begin Exercise input
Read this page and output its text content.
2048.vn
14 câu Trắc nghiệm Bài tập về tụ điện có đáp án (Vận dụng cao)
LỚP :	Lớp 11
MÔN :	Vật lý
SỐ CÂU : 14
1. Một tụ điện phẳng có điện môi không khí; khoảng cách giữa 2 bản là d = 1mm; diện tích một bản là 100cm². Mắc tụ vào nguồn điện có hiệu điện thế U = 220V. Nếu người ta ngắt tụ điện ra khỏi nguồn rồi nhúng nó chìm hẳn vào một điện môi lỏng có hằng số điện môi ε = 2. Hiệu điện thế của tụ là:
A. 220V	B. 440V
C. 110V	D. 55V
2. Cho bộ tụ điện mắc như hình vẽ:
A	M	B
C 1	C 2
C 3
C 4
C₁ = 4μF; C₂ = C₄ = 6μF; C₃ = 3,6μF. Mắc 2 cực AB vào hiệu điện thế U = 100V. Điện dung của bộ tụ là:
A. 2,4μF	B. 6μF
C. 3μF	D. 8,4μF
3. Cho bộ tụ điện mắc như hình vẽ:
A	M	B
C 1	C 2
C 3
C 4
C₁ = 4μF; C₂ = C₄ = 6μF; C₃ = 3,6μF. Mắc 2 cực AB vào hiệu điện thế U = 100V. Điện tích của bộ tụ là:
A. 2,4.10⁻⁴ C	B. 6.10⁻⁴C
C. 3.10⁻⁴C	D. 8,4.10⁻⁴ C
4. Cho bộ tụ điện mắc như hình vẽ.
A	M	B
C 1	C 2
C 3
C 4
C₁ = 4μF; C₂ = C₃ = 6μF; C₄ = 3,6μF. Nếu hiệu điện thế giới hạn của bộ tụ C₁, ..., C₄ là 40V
end Exercise input
#### Written task:
Quote each line above in full, word for word.

#### Result of this exercise:
Read this page and output its text content.
2048.vn
14 câu Trắc nghiệm Bài tập về tụ điện có đáp án (Vận dụng cao)
LỚP :	Lớp 11
MÔN :	Vật lý
SỐ CÂU : 14
1. Một tụ điện phẳng có điện môi không khí; khoảng cách giữa 2 bản là d = 1mm; diện tích một bản là 100cm². Mắc tụ vào nguồn điện có hiệu điện thế U = 220V. Nếu người ta ngắt tụ điện ra khỏi nguồn rồi nhúng nó chìm hẳn vào một điện môi lỏng có hằng số điện môi ε = 2. Hiệu điện thế của tụ là:
A. 220V	B. 440V
C. 110V	D. 55V
2. Cho bộ tụ điện mắc như hình vẽ:
A	M	B
C 1	C 2
C 3
C 4
C₁ = 4μF; C₂ = C₄ = 6μF; C₃ = 3,6μF. Mắc 2 cực AB vào hiệu điện thế U = 100V. Điện dung của bộ tụ là:
A. 2,4μF	B. 6μF
C. 3μF	D. 8,4μF
3. Cho bộ tụ điện mắc như hình vẽ:
A	M	B
C 1	C 2
C 3
C 4
C₁ = 4μF; C₂ = C₄ = 6μF; C₃ = 3,6μF. Mắc 2 cực AB vào hiệu điện thế U = 100V. Điện tích của bộ tụ là:
A. 2,4.10⁻⁴ C	B. 6.10⁻⁴C
C. 3.10⁻⁴C	D. 8,4.10⁻⁴ C
4. Cho bộ tụ điện mắc như hình vẽ.
A	M	B
C 1	C 2
C 3
C 4
C₁ = 4μF; C₂ = C₃ = 6μF; C₄ = 3,6μF. Nếu hiệu điện thế giới hạn của bộ tụ C₁, ..., C₄ là 40V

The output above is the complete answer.